[What is expected]
Extract every line that contains the string "close".

[Raw records]
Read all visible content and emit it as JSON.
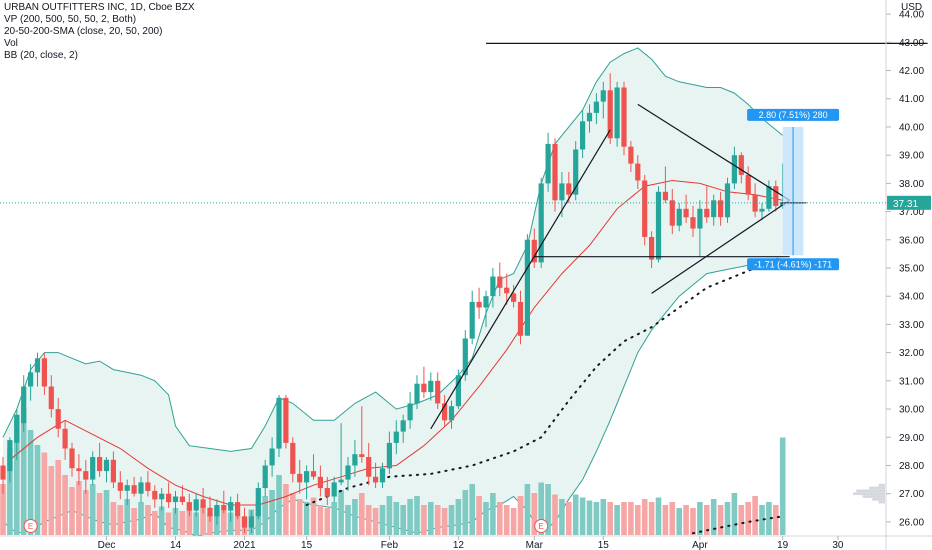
{
  "legend": {
    "line1": "URBAN OUTFITTERS INC, 1D, Cboe BZX",
    "line2": "VP (200, 500, 50, 50, 2, Both)",
    "line3": "20-50-200-SMA (close, 20, 50, 200)",
    "line4": "Vol",
    "line5": "BB (20, close, 2)"
  },
  "currency_label": "USD",
  "colors": {
    "up": "#26a69a",
    "down": "#ef5350",
    "up_vol": "#7fcac3",
    "down_vol": "#f5a6a5",
    "bb": "#2fa196",
    "bb_fill": "#e8f4f2",
    "sma20": "#e53935",
    "sma50": "#131722",
    "price_label": "#2196f3",
    "trend": "#131722"
  },
  "chart_data": {
    "type": "candlestick",
    "ylim": [
      25.5,
      44.5
    ],
    "yticks": [
      "26.00",
      "27.00",
      "28.00",
      "29.00",
      "30.00",
      "31.00",
      "32.00",
      "33.00",
      "34.00",
      "35.00",
      "36.00",
      "37.00",
      "38.00",
      "39.00",
      "40.00",
      "41.00",
      "42.00",
      "43.00",
      "44.00"
    ],
    "xticks": [
      {
        "label": "Dec",
        "index": 15
      },
      {
        "label": "14",
        "index": 25
      },
      {
        "label": "2021",
        "index": 35
      },
      {
        "label": "15",
        "index": 44
      },
      {
        "label": "Feb",
        "index": 56
      },
      {
        "label": "12",
        "index": 66
      },
      {
        "label": "Mar",
        "index": 77
      },
      {
        "label": "15",
        "index": 87
      },
      {
        "label": "Apr",
        "index": 101
      },
      {
        "label": "19",
        "index": 113
      },
      {
        "label": "30",
        "index": 121
      }
    ],
    "last_price": "37.31",
    "last_price_value": 37.31,
    "measure": {
      "upper_label": "2.80 (7.51%) 280",
      "lower_label": "-1.71 (-4.61%) -171",
      "top": 40.0,
      "bottom": 35.45,
      "index_from": 113,
      "index_to": 116
    },
    "earnings_markers": [
      {
        "label": "E",
        "index": 4
      },
      {
        "label": "E",
        "index": 78
      }
    ],
    "ohlc": [
      [
        28.0,
        28.3,
        27.0,
        27.5
      ],
      [
        27.8,
        29.0,
        27.4,
        28.9
      ],
      [
        28.8,
        30.0,
        28.2,
        29.8
      ],
      [
        29.5,
        31.2,
        29.2,
        30.8
      ],
      [
        30.8,
        31.6,
        30.3,
        31.3
      ],
      [
        31.3,
        32.0,
        30.8,
        31.8
      ],
      [
        31.8,
        32.0,
        30.5,
        30.8
      ],
      [
        30.8,
        31.2,
        29.7,
        30.0
      ],
      [
        30.0,
        30.4,
        29.0,
        29.3
      ],
      [
        29.3,
        29.6,
        28.2,
        28.6
      ],
      [
        28.6,
        28.8,
        27.6,
        27.9
      ],
      [
        27.9,
        28.4,
        27.3,
        27.8
      ],
      [
        27.8,
        28.2,
        27.0,
        27.5
      ],
      [
        27.5,
        28.5,
        27.3,
        28.3
      ],
      [
        28.3,
        28.8,
        27.6,
        27.8
      ],
      [
        27.8,
        28.3,
        27.4,
        28.2
      ],
      [
        28.2,
        28.5,
        27.2,
        27.4
      ],
      [
        27.4,
        27.8,
        26.8,
        27.1
      ],
      [
        27.1,
        27.5,
        26.6,
        27.3
      ],
      [
        27.3,
        27.6,
        26.9,
        27.0
      ],
      [
        27.0,
        27.6,
        26.7,
        27.4
      ],
      [
        27.4,
        27.8,
        26.9,
        27.1
      ],
      [
        27.1,
        27.3,
        26.5,
        26.8
      ],
      [
        26.8,
        27.2,
        26.4,
        27.0
      ],
      [
        27.0,
        27.4,
        26.5,
        26.7
      ],
      [
        26.7,
        27.1,
        26.3,
        26.9
      ],
      [
        26.9,
        27.3,
        26.6,
        26.7
      ],
      [
        26.7,
        27.0,
        26.2,
        26.4
      ],
      [
        26.4,
        27.0,
        26.2,
        26.8
      ],
      [
        26.8,
        27.2,
        26.3,
        26.5
      ],
      [
        26.5,
        26.9,
        26.0,
        26.2
      ],
      [
        26.2,
        26.8,
        25.9,
        26.6
      ],
      [
        26.6,
        27.1,
        26.3,
        26.4
      ],
      [
        26.4,
        26.9,
        26.0,
        26.7
      ],
      [
        26.7,
        27.0,
        26.1,
        26.2
      ],
      [
        26.2,
        26.5,
        25.6,
        25.8
      ],
      [
        25.8,
        26.4,
        25.6,
        26.2
      ],
      [
        26.2,
        27.4,
        26.1,
        27.2
      ],
      [
        27.2,
        28.2,
        26.9,
        28.0
      ],
      [
        28.0,
        29.0,
        27.6,
        28.6
      ],
      [
        28.6,
        30.5,
        28.3,
        30.4
      ],
      [
        30.4,
        30.5,
        28.6,
        28.8
      ],
      [
        28.8,
        29.0,
        27.4,
        27.7
      ],
      [
        27.7,
        28.2,
        27.0,
        27.4
      ],
      [
        27.4,
        28.0,
        26.8,
        27.8
      ],
      [
        27.8,
        28.4,
        27.5,
        27.6
      ],
      [
        27.6,
        28.0,
        26.9,
        27.2
      ],
      [
        27.2,
        27.6,
        26.6,
        26.9
      ],
      [
        26.9,
        27.6,
        26.7,
        27.4
      ],
      [
        27.4,
        29.5,
        27.3,
        27.5
      ],
      [
        27.5,
        28.3,
        27.1,
        28.0
      ],
      [
        28.0,
        28.9,
        27.6,
        28.4
      ],
      [
        28.4,
        30.1,
        28.1,
        28.3
      ],
      [
        28.3,
        28.8,
        27.3,
        27.6
      ],
      [
        27.6,
        28.1,
        27.2,
        27.4
      ],
      [
        27.4,
        28.1,
        27.2,
        27.9
      ],
      [
        27.9,
        29.2,
        27.7,
        28.8
      ],
      [
        28.8,
        29.6,
        28.4,
        29.2
      ],
      [
        29.2,
        29.8,
        28.8,
        29.6
      ],
      [
        29.6,
        30.6,
        29.3,
        30.2
      ],
      [
        30.2,
        31.2,
        30.0,
        30.9
      ],
      [
        30.9,
        31.5,
        30.4,
        30.6
      ],
      [
        30.6,
        31.3,
        30.3,
        31.0
      ],
      [
        31.0,
        31.3,
        30.0,
        30.2
      ],
      [
        30.2,
        30.5,
        29.4,
        29.6
      ],
      [
        29.6,
        30.3,
        29.3,
        30.1
      ],
      [
        30.1,
        31.4,
        30.0,
        31.2
      ],
      [
        31.2,
        32.8,
        31.0,
        32.5
      ],
      [
        32.5,
        34.2,
        32.3,
        33.8
      ],
      [
        33.8,
        34.3,
        33.2,
        33.6
      ],
      [
        33.6,
        34.2,
        32.9,
        34.0
      ],
      [
        34.0,
        35.0,
        33.6,
        34.7
      ],
      [
        34.7,
        35.2,
        34.0,
        34.3
      ],
      [
        34.3,
        34.8,
        33.7,
        34.1
      ],
      [
        34.1,
        34.4,
        33.6,
        33.8
      ],
      [
        33.8,
        34.2,
        32.3,
        32.6
      ],
      [
        32.6,
        36.2,
        32.6,
        36.0
      ],
      [
        36.0,
        36.4,
        35.0,
        35.2
      ],
      [
        35.2,
        38.2,
        35.0,
        38.0
      ],
      [
        38.0,
        39.8,
        37.7,
        39.4
      ],
      [
        39.4,
        39.6,
        37.0,
        37.4
      ],
      [
        37.4,
        38.4,
        36.8,
        38.0
      ],
      [
        38.0,
        38.4,
        37.3,
        37.6
      ],
      [
        37.6,
        39.5,
        37.4,
        39.2
      ],
      [
        39.2,
        40.6,
        38.9,
        40.2
      ],
      [
        40.2,
        40.8,
        39.8,
        40.5
      ],
      [
        40.5,
        41.2,
        40.1,
        40.9
      ],
      [
        40.9,
        41.6,
        40.3,
        41.3
      ],
      [
        41.3,
        41.9,
        39.4,
        39.6
      ],
      [
        39.6,
        41.6,
        39.3,
        41.4
      ],
      [
        41.4,
        41.6,
        39.0,
        39.3
      ],
      [
        39.3,
        39.5,
        38.4,
        38.7
      ],
      [
        38.7,
        39.0,
        37.8,
        38.1
      ],
      [
        38.1,
        38.3,
        35.8,
        36.1
      ],
      [
        36.1,
        36.3,
        35.0,
        35.3
      ],
      [
        35.3,
        37.9,
        35.2,
        37.7
      ],
      [
        37.7,
        38.6,
        37.3,
        37.4
      ],
      [
        37.4,
        37.8,
        36.2,
        36.5
      ],
      [
        36.5,
        37.3,
        36.3,
        37.1
      ],
      [
        37.1,
        37.6,
        36.6,
        36.8
      ],
      [
        36.8,
        37.2,
        36.1,
        36.4
      ],
      [
        36.4,
        37.4,
        35.4,
        37.1
      ],
      [
        37.1,
        37.9,
        36.6,
        36.8
      ],
      [
        36.8,
        37.6,
        36.5,
        37.4
      ],
      [
        37.4,
        37.7,
        36.5,
        36.8
      ],
      [
        36.8,
        38.2,
        36.6,
        38.0
      ],
      [
        38.0,
        39.3,
        37.8,
        39.0
      ],
      [
        39.0,
        39.1,
        38.0,
        38.3
      ],
      [
        38.3,
        38.6,
        37.4,
        37.6
      ],
      [
        37.6,
        38.0,
        36.8,
        37.0
      ],
      [
        37.0,
        37.3,
        36.7,
        37.1
      ],
      [
        37.1,
        38.1,
        37.0,
        37.9
      ],
      [
        37.9,
        38.1,
        37.0,
        37.2
      ],
      [
        37.2,
        38.7,
        37.1,
        37.31
      ]
    ],
    "volume": [
      0.34,
      0.58,
      0.79,
      0.85,
      0.7,
      0.6,
      0.55,
      0.46,
      0.5,
      0.4,
      0.32,
      0.36,
      0.3,
      0.34,
      0.28,
      0.3,
      0.22,
      0.2,
      0.24,
      0.18,
      0.22,
      0.2,
      0.16,
      0.19,
      0.15,
      0.18,
      0.16,
      0.17,
      0.15,
      0.2,
      0.14,
      0.18,
      0.16,
      0.15,
      0.13,
      0.12,
      0.17,
      0.22,
      0.26,
      0.3,
      0.4,
      0.34,
      0.28,
      0.24,
      0.22,
      0.25,
      0.2,
      0.18,
      0.22,
      0.3,
      0.2,
      0.24,
      0.28,
      0.2,
      0.18,
      0.2,
      0.26,
      0.22,
      0.2,
      0.24,
      0.26,
      0.2,
      0.22,
      0.2,
      0.18,
      0.2,
      0.24,
      0.3,
      0.34,
      0.26,
      0.22,
      0.28,
      0.22,
      0.2,
      0.18,
      0.26,
      0.34,
      0.28,
      0.35,
      0.34,
      0.27,
      0.24,
      0.22,
      0.27,
      0.25,
      0.23,
      0.22,
      0.24,
      0.22,
      0.2,
      0.22,
      0.22,
      0.2,
      0.24,
      0.22,
      0.25,
      0.2,
      0.22,
      0.18,
      0.2,
      0.18,
      0.22,
      0.2,
      0.24,
      0.2,
      0.22,
      0.28,
      0.2,
      0.22,
      0.26,
      0.2,
      0.22,
      0.2,
      0.65
    ],
    "sma20": [
      [
        1,
        28.2
      ],
      [
        5,
        29.0
      ],
      [
        9,
        29.6
      ],
      [
        13,
        29.1
      ],
      [
        17,
        28.6
      ],
      [
        21,
        27.9
      ],
      [
        25,
        27.3
      ],
      [
        29,
        26.9
      ],
      [
        33,
        26.6
      ],
      [
        37,
        26.6
      ],
      [
        41,
        26.9
      ],
      [
        45,
        27.3
      ],
      [
        49,
        27.6
      ],
      [
        53,
        27.9
      ],
      [
        57,
        28.0
      ],
      [
        61,
        28.7
      ],
      [
        65,
        29.6
      ],
      [
        69,
        30.8
      ],
      [
        73,
        32.1
      ],
      [
        77,
        33.6
      ],
      [
        81,
        34.8
      ],
      [
        85,
        35.8
      ],
      [
        89,
        37.1
      ],
      [
        93,
        37.9
      ],
      [
        97,
        38.1
      ],
      [
        101,
        38.0
      ],
      [
        105,
        37.7
      ],
      [
        109,
        37.6
      ],
      [
        113,
        37.4
      ]
    ],
    "sma50": [
      [
        44,
        26.6
      ],
      [
        50,
        27.2
      ],
      [
        56,
        27.6
      ],
      [
        62,
        27.7
      ],
      [
        68,
        28.0
      ],
      [
        74,
        28.5
      ],
      [
        78,
        29.0
      ],
      [
        82,
        30.3
      ],
      [
        86,
        31.5
      ],
      [
        90,
        32.4
      ],
      [
        94,
        32.9
      ],
      [
        98,
        33.6
      ],
      [
        102,
        34.3
      ],
      [
        106,
        34.7
      ],
      [
        110,
        35.1
      ],
      [
        113,
        35.4
      ]
    ],
    "sma200": [
      [
        100,
        25.6
      ],
      [
        104,
        25.8
      ],
      [
        108,
        26.0
      ],
      [
        113,
        26.2
      ]
    ],
    "bb_upper": [
      [
        0,
        29.0
      ],
      [
        2,
        30.0
      ],
      [
        4,
        31.4
      ],
      [
        6,
        32.0
      ],
      [
        8,
        32.0
      ],
      [
        10,
        31.8
      ],
      [
        12,
        31.6
      ],
      [
        14,
        31.7
      ],
      [
        16,
        31.4
      ],
      [
        18,
        31.3
      ],
      [
        20,
        31.2
      ],
      [
        22,
        31.0
      ],
      [
        24,
        30.5
      ],
      [
        25,
        29.4
      ],
      [
        27,
        28.7
      ],
      [
        30,
        28.6
      ],
      [
        33,
        28.5
      ],
      [
        36,
        28.6
      ],
      [
        38,
        29.4
      ],
      [
        40,
        30.4
      ],
      [
        42,
        30.2
      ],
      [
        45,
        29.6
      ],
      [
        48,
        29.6
      ],
      [
        51,
        30.2
      ],
      [
        54,
        30.6
      ],
      [
        57,
        30.0
      ],
      [
        60,
        30.2
      ],
      [
        63,
        30.5
      ],
      [
        66,
        31.2
      ],
      [
        68,
        31.8
      ],
      [
        70,
        33.4
      ],
      [
        72,
        34.6
      ],
      [
        74,
        34.8
      ],
      [
        76,
        35.8
      ],
      [
        78,
        38.0
      ],
      [
        80,
        39.4
      ],
      [
        82,
        40.0
      ],
      [
        84,
        40.6
      ],
      [
        86,
        41.6
      ],
      [
        88,
        42.3
      ],
      [
        90,
        42.6
      ],
      [
        92,
        42.8
      ],
      [
        94,
        42.4
      ],
      [
        96,
        41.8
      ],
      [
        98,
        41.6
      ],
      [
        100,
        41.5
      ],
      [
        102,
        41.4
      ],
      [
        104,
        41.4
      ],
      [
        106,
        41.2
      ],
      [
        108,
        40.8
      ],
      [
        110,
        40.3
      ],
      [
        112,
        39.9
      ],
      [
        113,
        39.7
      ]
    ],
    "bb_lower": [
      [
        0,
        26.0
      ],
      [
        2,
        25.6
      ],
      [
        4,
        25.7
      ],
      [
        6,
        26.0
      ],
      [
        8,
        26.2
      ],
      [
        10,
        26.4
      ],
      [
        12,
        26.2
      ],
      [
        14,
        26.0
      ],
      [
        16,
        25.9
      ],
      [
        18,
        26.0
      ],
      [
        20,
        26.1
      ],
      [
        22,
        26.3
      ],
      [
        24,
        25.8
      ],
      [
        26,
        25.7
      ],
      [
        28,
        25.5
      ],
      [
        30,
        25.6
      ],
      [
        33,
        25.7
      ],
      [
        36,
        25.7
      ],
      [
        38,
        26.0
      ],
      [
        40,
        26.5
      ],
      [
        42,
        26.8
      ],
      [
        45,
        26.6
      ],
      [
        48,
        26.5
      ],
      [
        51,
        26.2
      ],
      [
        54,
        26.0
      ],
      [
        57,
        25.8
      ],
      [
        60,
        25.6
      ],
      [
        63,
        25.8
      ],
      [
        66,
        25.9
      ],
      [
        68,
        26.0
      ],
      [
        70,
        26.4
      ],
      [
        72,
        26.6
      ],
      [
        74,
        26.9
      ],
      [
        76,
        26.4
      ],
      [
        78,
        25.6
      ],
      [
        80,
        26.0
      ],
      [
        82,
        26.8
      ],
      [
        84,
        27.5
      ],
      [
        86,
        28.5
      ],
      [
        88,
        29.6
      ],
      [
        90,
        30.8
      ],
      [
        92,
        32.0
      ],
      [
        94,
        32.8
      ],
      [
        96,
        33.4
      ],
      [
        98,
        34.0
      ],
      [
        100,
        34.4
      ],
      [
        102,
        34.8
      ],
      [
        104,
        34.9
      ],
      [
        106,
        35.0
      ],
      [
        108,
        35.1
      ],
      [
        110,
        35.1
      ],
      [
        112,
        35.2
      ],
      [
        113,
        35.2
      ]
    ],
    "trendlines": [
      {
        "from": [
          70,
          42.96
        ],
        "to": [
          134,
          42.96
        ]
      },
      {
        "from": [
          62,
          29.3
        ],
        "to": [
          88,
          39.9
        ]
      },
      {
        "from": [
          92,
          40.8
        ],
        "to": [
          114,
          37.4
        ]
      },
      {
        "from": [
          94,
          34.1
        ],
        "to": [
          114,
          37.4
        ]
      },
      {
        "from": [
          77,
          35.4
        ],
        "to": [
          114,
          35.4
        ]
      }
    ],
    "volume_profile": [
      {
        "price": 27.3,
        "size": 0.2
      },
      {
        "price": 27.2,
        "size": 0.5
      },
      {
        "price": 27.1,
        "size": 0.9
      },
      {
        "price": 27.0,
        "size": 1.0
      },
      {
        "price": 26.9,
        "size": 0.7
      },
      {
        "price": 26.8,
        "size": 0.4
      },
      {
        "price": 26.7,
        "size": 0.2
      }
    ]
  }
}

[Response to this exercise]
    "line3": "20-50-200-SMA (close, 20, 50, 200)",
    "line5": "BB (20, close, 2)"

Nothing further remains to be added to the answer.